## Start Exercise material
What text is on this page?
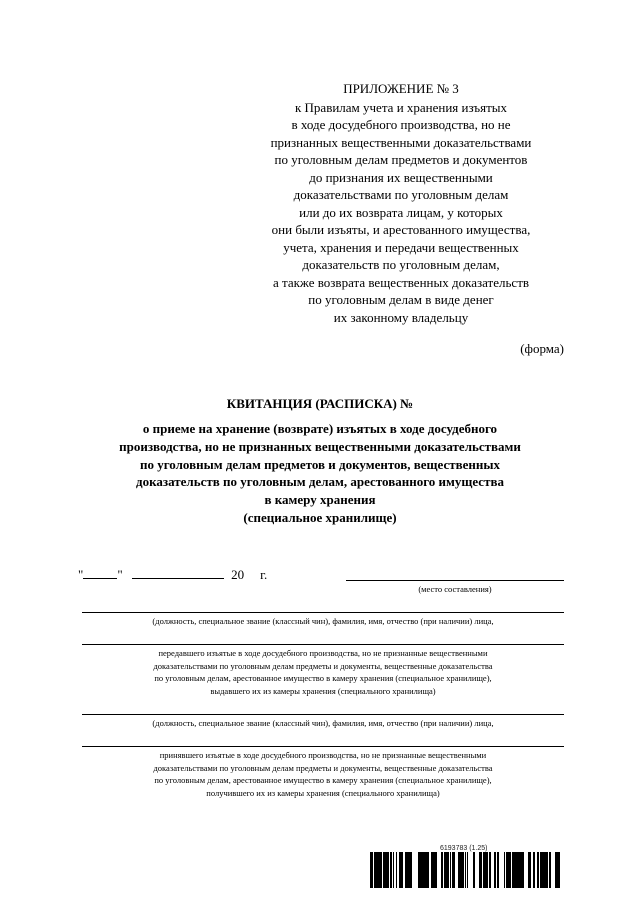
ПРИЛОЖЕНИЕ № 3
к Правилам учета и хранения изъятых
в ходе досудебного производства, но не
признанных вещественными доказательствами
по уголовным делам предметов и документов
до признания их вещественными
доказательствами по уголовным делам
или до их возврата лицам, у которых
они были изъяты, и арестованного имущества,
учета, хранения и передачи вещественных
доказательств по уголовным делам,
а также возврата вещественных доказательств
по уголовным делам в виде денег
их законному владельцу
(форма)
КВИТАНЦИЯ (РАСПИСКА) №
о приеме на хранение (возврате) изъятых в ходе досудебного
производства, но не признанных вещественными доказательствами
по уголовным делам предметов и документов, вещественных
доказательств по уголовным делам, арестованного имущества
в камеру хранения
(специальное хранилище)
"	"	20 г.
(место составления)
(должность, специальное звание (классный чин), фамилия, имя, отчество (при наличии) лица,
передавшего изъятые в ходе досудебного производства, но не признанные вещественными
доказательствами по уголовным делам предметы и документы, вещественные доказательства
по уголовным делам, арестованное имущество в камеру хранения (специальное хранилище),
выдавшего их из камеры хранения (специального хранилища)
(должность, специальное звание (классный чин), фамилия, имя, отчество (при наличии) лица,
принявшего изъятые в ходе досудебного производства, но не признанные вещественными
доказательствами по уголовным делам предметы и документы, вещественные доказательства
по уголовным делам, арестованное имущество в камеру хранения (специальное хранилище),
получившего их из камеры хранения (специального хранилища)
6193783 (1.25)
## End Exercise material
#### [Set task]
Leave the images out, please, and restate each line word for word.

#### [Right answer]
What text is on this page?
ПРИЛОЖЕНИЕ № 3
к Правилам учета и хранения изъятых
в ходе досудебного производства, но не
признанных вещественными доказательствами
по уголовным делам предметов и документов
до признания их вещественными
доказательствами по уголовным делам
или до их возврата лицам, у которых
они были изъяты, и арестованного имущества,
учета, хранения и передачи вещественных
доказательств по уголовным делам,
а также возврата вещественных доказательств
по уголовным делам в виде денег
их законному владельцу
(форма)
КВИТАНЦИЯ (РАСПИСКА) №
о приеме на хранение (возврате) изъятых в ходе досудебного
производства, но не признанных вещественными доказательствами
по уголовным делам предметов и документов, вещественных
доказательств по уголовным делам, арестованного имущества
в камеру хранения
(специальное хранилище)
"	"	20 г.
(место составления)
(должность, специальное звание (классный чин), фамилия, имя, отчество (при наличии) лица,
передавшего изъятые в ходе досудебного производства, но не признанные вещественными
доказательствами по уголовным делам предметы и документы, вещественные доказательства
по уголовным делам, арестованное имущество в камеру хранения (специальное хранилище),
выдавшего их из камеры хранения (специального хранилища)
(должность, специальное звание (классный чин), фамилия, имя, отчество (при наличии) лица,
принявшего изъятые в ходе досудебного производства, но не признанные вещественными
доказательствами по уголовным делам предметы и документы, вещественные доказательства
по уголовным делам, арестованное имущество в камеру хранения (специальное хранилище),
получившего их из камеры хранения (специального хранилища)
6193783 (1.25)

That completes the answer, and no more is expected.